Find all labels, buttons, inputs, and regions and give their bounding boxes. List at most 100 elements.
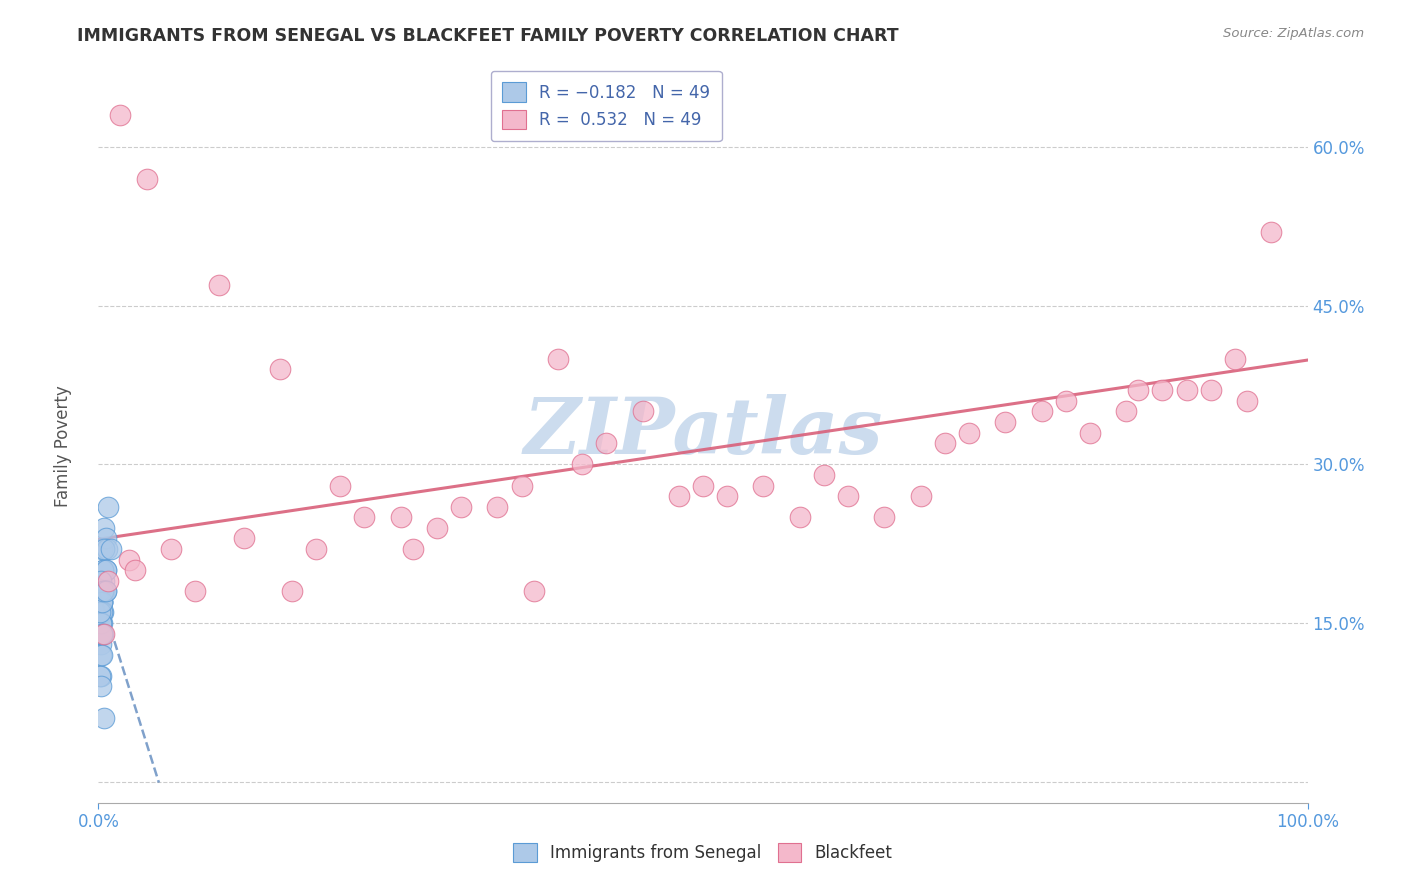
Point	[1031, 404, 1053, 418]
Point	[1152, 384, 1174, 398]
Text: ZIPatlas: ZIPatlas	[523, 394, 883, 471]
Point	[93, 584, 115, 599]
Point	[90, 615, 112, 630]
Point	[184, 584, 207, 599]
Point	[631, 404, 654, 418]
Point	[450, 500, 472, 514]
Point	[93, 521, 115, 535]
Point	[910, 489, 932, 503]
Point	[523, 584, 546, 599]
Point	[1054, 393, 1077, 408]
Point	[329, 478, 352, 492]
Point	[90, 637, 112, 651]
Point	[426, 521, 449, 535]
Point	[269, 362, 291, 376]
Point	[305, 541, 328, 556]
Point	[90, 680, 112, 694]
Point	[510, 478, 533, 492]
Point	[94, 584, 117, 599]
Point	[752, 478, 775, 492]
Point	[93, 574, 115, 588]
Point	[97, 500, 120, 514]
Point	[94, 563, 117, 577]
Point	[281, 584, 304, 599]
Point	[90, 626, 112, 640]
Point	[91, 584, 114, 599]
Point	[135, 171, 157, 186]
Point	[91, 563, 114, 577]
Point	[789, 510, 811, 524]
Point	[486, 500, 509, 514]
Point	[668, 489, 690, 503]
Point	[1199, 384, 1222, 398]
Point	[402, 541, 425, 556]
Point	[91, 606, 114, 620]
Point	[94, 532, 117, 546]
Point	[353, 510, 375, 524]
Point	[108, 108, 131, 122]
Point	[89, 606, 111, 620]
Point	[90, 606, 112, 620]
Point	[1078, 425, 1101, 440]
Point	[1128, 384, 1150, 398]
Point	[232, 532, 254, 546]
Point	[91, 541, 114, 556]
Point	[716, 489, 738, 503]
Text: IMMIGRANTS FROM SENEGAL VS BLACKFEET FAMILY POVERTY CORRELATION CHART: IMMIGRANTS FROM SENEGAL VS BLACKFEET FAM…	[77, 27, 898, 45]
Point	[91, 648, 114, 662]
Point	[208, 277, 231, 292]
Point	[1260, 225, 1282, 239]
Point	[994, 415, 1017, 429]
Point	[118, 552, 141, 566]
Point	[90, 615, 112, 630]
Point	[91, 595, 114, 609]
Point	[94, 584, 117, 599]
Point	[813, 467, 835, 482]
Point	[957, 425, 980, 440]
Point	[93, 541, 115, 556]
Point	[96, 541, 118, 556]
Point	[90, 574, 112, 588]
Point	[89, 626, 111, 640]
Point	[91, 606, 114, 620]
Point	[100, 541, 122, 556]
Point	[91, 626, 114, 640]
Point	[91, 595, 114, 609]
Point	[1115, 404, 1137, 418]
Point	[91, 615, 114, 630]
Point	[90, 669, 112, 683]
Point	[91, 606, 114, 620]
Point	[91, 584, 114, 599]
Point	[91, 595, 114, 609]
Point	[90, 615, 112, 630]
Point	[837, 489, 859, 503]
Point	[91, 626, 114, 640]
Point	[89, 584, 111, 599]
Point	[692, 478, 714, 492]
Point	[91, 584, 114, 599]
Point	[873, 510, 896, 524]
Point	[90, 595, 112, 609]
Point	[94, 563, 117, 577]
Point	[89, 584, 111, 599]
Text: Source: ZipAtlas.com: Source: ZipAtlas.com	[1223, 27, 1364, 40]
Point	[1175, 384, 1198, 398]
Point	[571, 458, 593, 472]
Legend: Immigrants from Senegal, Blackfeet: Immigrants from Senegal, Blackfeet	[506, 836, 900, 869]
Point	[547, 351, 569, 366]
Point	[90, 648, 112, 662]
Point	[91, 595, 114, 609]
Point	[389, 510, 412, 524]
Point	[91, 626, 114, 640]
Point	[89, 669, 111, 683]
Point	[89, 626, 111, 640]
Point	[934, 436, 956, 450]
Point	[93, 626, 115, 640]
Point	[93, 584, 115, 599]
Point	[91, 563, 114, 577]
Point	[595, 436, 617, 450]
Text: Family Poverty: Family Poverty	[55, 385, 72, 507]
Point	[124, 563, 146, 577]
Point	[97, 574, 120, 588]
Point	[1223, 351, 1246, 366]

§ **To be done**
Write out the entries above again with every "Point" swapped for "Marker" and nothing else changed. Leave the pictures out.

§ **Solution below**
Find all labels, buttons, inputs, and regions and give their bounding boxes. List at most 100 elements.
Marker	[1031, 404, 1053, 418]
Marker	[1152, 384, 1174, 398]
Text: ZIPatlas: ZIPatlas	[523, 394, 883, 471]
Marker	[93, 584, 115, 599]
Marker	[90, 615, 112, 630]
Marker	[184, 584, 207, 599]
Marker	[631, 404, 654, 418]
Marker	[450, 500, 472, 514]
Marker	[93, 521, 115, 535]
Marker	[910, 489, 932, 503]
Marker	[523, 584, 546, 599]
Marker	[1054, 393, 1077, 408]
Marker	[329, 478, 352, 492]
Marker	[90, 637, 112, 651]
Marker	[426, 521, 449, 535]
Marker	[269, 362, 291, 376]
Marker	[305, 541, 328, 556]
Marker	[90, 680, 112, 694]
Marker	[510, 478, 533, 492]
Marker	[94, 584, 117, 599]
Marker	[752, 478, 775, 492]
Marker	[93, 574, 115, 588]
Marker	[97, 500, 120, 514]
Marker	[94, 563, 117, 577]
Marker	[281, 584, 304, 599]
Marker	[90, 626, 112, 640]
Marker	[91, 584, 114, 599]
Marker	[135, 171, 157, 186]
Marker	[91, 563, 114, 577]
Marker	[789, 510, 811, 524]
Marker	[486, 500, 509, 514]
Marker	[668, 489, 690, 503]
Marker	[1199, 384, 1222, 398]
Marker	[402, 541, 425, 556]
Marker	[91, 606, 114, 620]
Marker	[94, 532, 117, 546]
Marker	[353, 510, 375, 524]
Marker	[108, 108, 131, 122]
Marker	[89, 606, 111, 620]
Marker	[90, 606, 112, 620]
Marker	[1078, 425, 1101, 440]
Marker	[1128, 384, 1150, 398]
Marker	[232, 532, 254, 546]
Marker	[91, 541, 114, 556]
Marker	[716, 489, 738, 503]
Text: IMMIGRANTS FROM SENEGAL VS BLACKFEET FAMILY POVERTY CORRELATION CHART: IMMIGRANTS FROM SENEGAL VS BLACKFEET FAM…	[77, 27, 898, 45]
Marker	[91, 648, 114, 662]
Marker	[208, 277, 231, 292]
Marker	[1260, 225, 1282, 239]
Marker	[994, 415, 1017, 429]
Marker	[118, 552, 141, 566]
Marker	[90, 615, 112, 630]
Marker	[91, 595, 114, 609]
Marker	[94, 584, 117, 599]
Marker	[813, 467, 835, 482]
Marker	[957, 425, 980, 440]
Marker	[93, 541, 115, 556]
Marker	[96, 541, 118, 556]
Marker	[90, 574, 112, 588]
Marker	[89, 626, 111, 640]
Marker	[91, 606, 114, 620]
Marker	[100, 541, 122, 556]
Marker	[91, 626, 114, 640]
Marker	[91, 595, 114, 609]
Marker	[1115, 404, 1137, 418]
Marker	[91, 615, 114, 630]
Marker	[90, 669, 112, 683]
Marker	[91, 606, 114, 620]
Marker	[91, 584, 114, 599]
Marker	[91, 595, 114, 609]
Marker	[90, 615, 112, 630]
Marker	[837, 489, 859, 503]
Marker	[91, 626, 114, 640]
Marker	[89, 584, 111, 599]
Marker	[692, 478, 714, 492]
Marker	[91, 584, 114, 599]
Marker	[873, 510, 896, 524]
Marker	[90, 595, 112, 609]
Marker	[94, 563, 117, 577]
Marker	[89, 584, 111, 599]
Text: Source: ZipAtlas.com: Source: ZipAtlas.com	[1223, 27, 1364, 40]
Marker	[1175, 384, 1198, 398]
Marker	[571, 458, 593, 472]
Legend: Immigrants from Senegal, Blackfeet: Immigrants from Senegal, Blackfeet	[506, 836, 900, 869]
Marker	[547, 351, 569, 366]
Marker	[90, 648, 112, 662]
Marker	[91, 595, 114, 609]
Marker	[389, 510, 412, 524]
Marker	[91, 626, 114, 640]
Marker	[89, 669, 111, 683]
Marker	[89, 626, 111, 640]
Marker	[934, 436, 956, 450]
Marker	[93, 626, 115, 640]
Marker	[93, 584, 115, 599]
Marker	[91, 563, 114, 577]
Marker	[595, 436, 617, 450]
Text: Family Poverty: Family Poverty	[55, 385, 72, 507]
Marker	[124, 563, 146, 577]
Marker	[97, 574, 120, 588]
Marker	[1223, 351, 1246, 366]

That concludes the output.